- [WHAT THIS TASK INVOLVES]: Every record below should be written out exactly; pictures stay out.

[Stored records]
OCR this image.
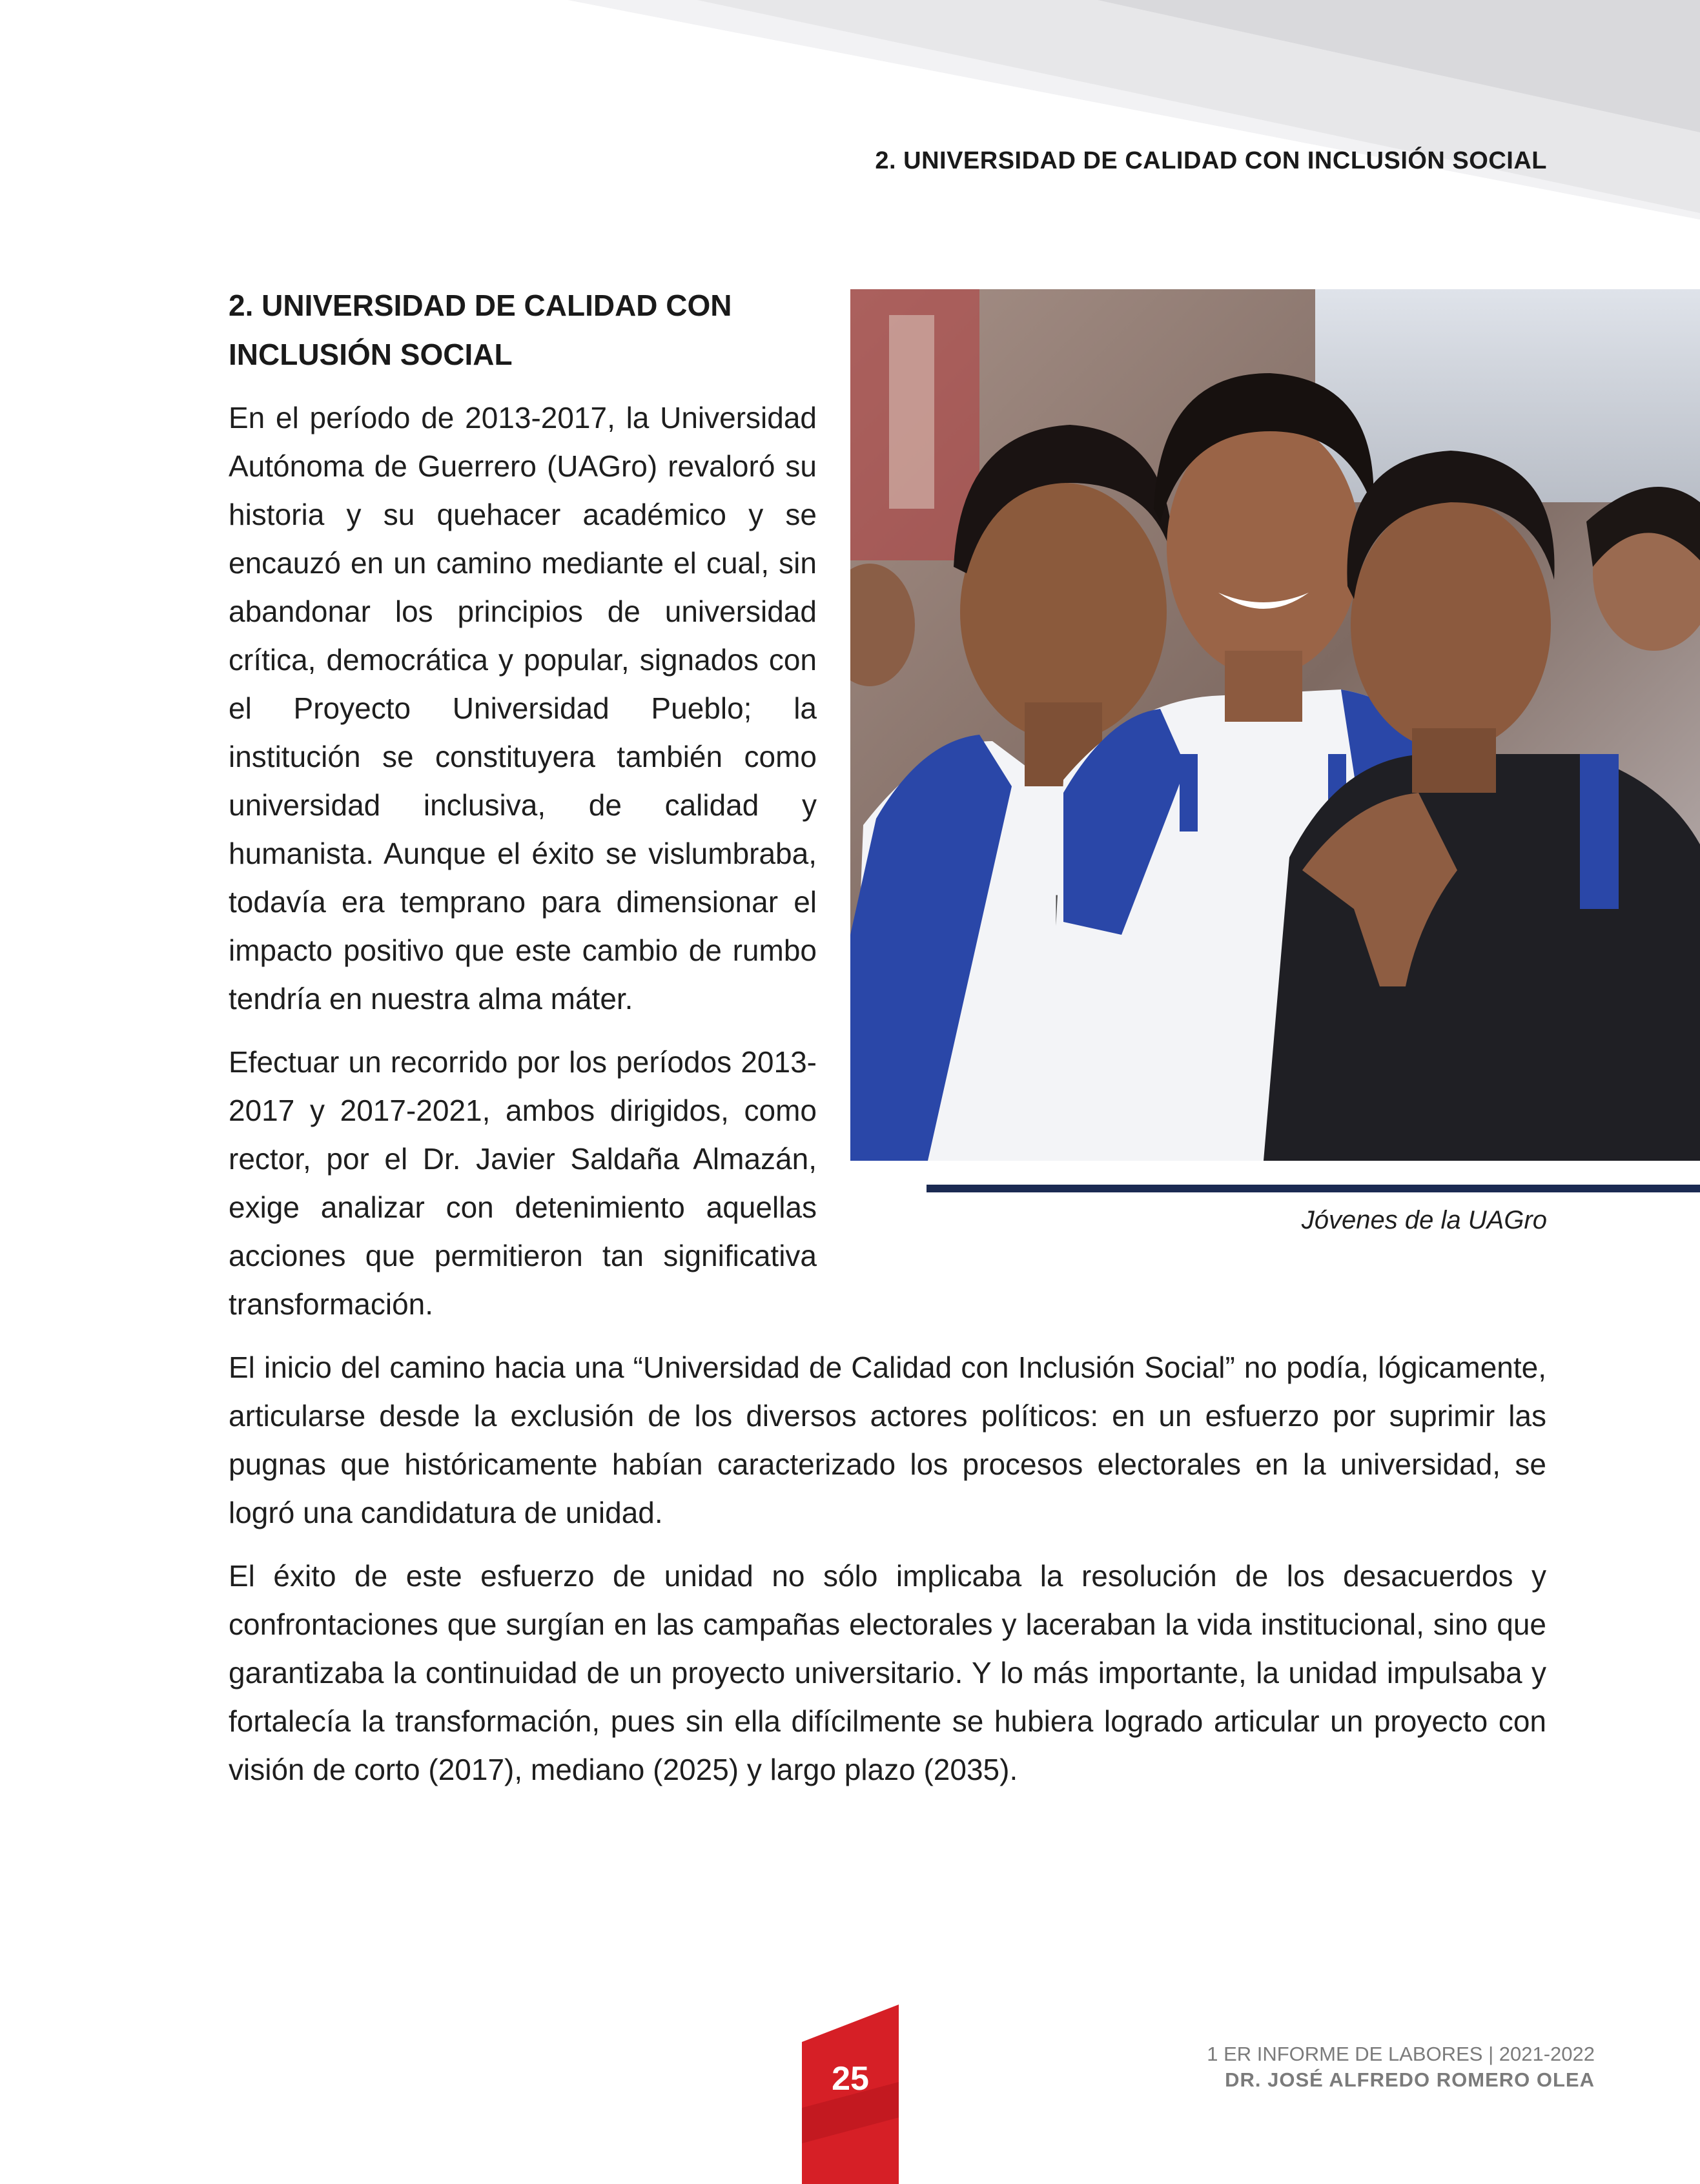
2. UNIVERSIDAD DE CALIDAD CON INCLUSIÓN SOCIAL

2. UNIVERSIDAD DE CALIDAD CON
INCLUSIÓN SOCIAL

En el período de 2013-2017, la Universidad Autónoma de Guerrero (UAGro) revaloró su historia y su quehacer académico y se encauzó en un camino mediante el cual, sin abandonar los principios de universidad crítica, democrática y popular, signados con el Proyecto Universidad Pueblo; la institución se constituyera también como universidad inclusiva, de calidad y humanista. Aunque el éxito se vislumbraba, todavía era temprano para dimensionar el impacto positivo que este cambio de rumbo tendría en nuestra alma máter.

Efectuar un recorrido por los períodos 2013-2017 y 2017-2021, ambos dirigidos, como rector, por el Dr. Javier Saldaña Almazán, exige analizar con detenimiento aquellas acciones que permitieron tan significativa transformación.

El inicio del camino hacia una “Universidad de Calidad con Inclusión Social” no podía, lógicamente, articularse desde la exclusión de los diversos actores políticos: en un esfuerzo por suprimir las pugnas que históricamente habían caracterizado los procesos electorales en la universidad, se logró una candidatura de unidad.

El éxito de este esfuerzo de unidad no sólo implicaba la resolución de los desacuerdos y confrontaciones que surgían en las campañas electorales y laceraban la vida institucional, sino que garantizaba la continuidad de un proyecto universitario. Y lo más importante, la unidad impulsaba y fortalecía la transformación, pues sin ella difícilmente se hubiera logrado articular un proyecto con visión de corto (2017), mediano (2025) y largo plazo (2035).

Jóvenes de la UAGro

25

1 ER INFORME DE LABORES | 2021-2022
DR. JOSÉ ALFREDO ROMERO OLEA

- [EXPECTED ANSWER]:
OCR this image.
2. UNIVERSIDAD DE CALIDAD CON INCLUSIÓN SOCIAL

2. UNIVERSIDAD DE CALIDAD CON
INCLUSIÓN SOCIAL

En el período de 2013-2017, la Universidad Autónoma de Guerrero (UAGro) revaloró su historia y su quehacer académico y se encauzó en un camino mediante el cual, sin abandonar los principios de universidad crítica, democrática y popular, signados con el Proyecto Universidad Pueblo; la institución se constituyera también como universidad inclusiva, de calidad y humanista. Aunque el éxito se vislumbraba, todavía era temprano para dimensionar el impacto positivo que este cambio de rumbo tendría en nuestra alma máter.

Efectuar un recorrido por los períodos 2013-2017 y 2017-2021, ambos dirigidos, como rector, por el Dr. Javier Saldaña Almazán, exige analizar con detenimiento aquellas acciones que permitieron tan significativa transformación.

El inicio del camino hacia una “Universidad de Calidad con Inclusión Social” no podía, lógicamente, articularse desde la exclusión de los diversos actores políticos: en un esfuerzo por suprimir las pugnas que históricamente habían caracterizado los procesos electorales en la universidad, se logró una candidatura de unidad.

El éxito de este esfuerzo de unidad no sólo implicaba la resolución de los desacuerdos y confrontaciones que surgían en las campañas electorales y laceraban la vida institucional, sino que garantizaba la continuidad de un proyecto universitario. Y lo más importante, la unidad impulsaba y fortalecía la transformación, pues sin ella difícilmente se hubiera logrado articular un proyecto con visión de corto (2017), mediano (2025) y largo plazo (2035).

Jóvenes de la UAGro

25

1 ER INFORME DE LABORES | 2021-2022
DR. JOSÉ ALFREDO ROMERO OLEA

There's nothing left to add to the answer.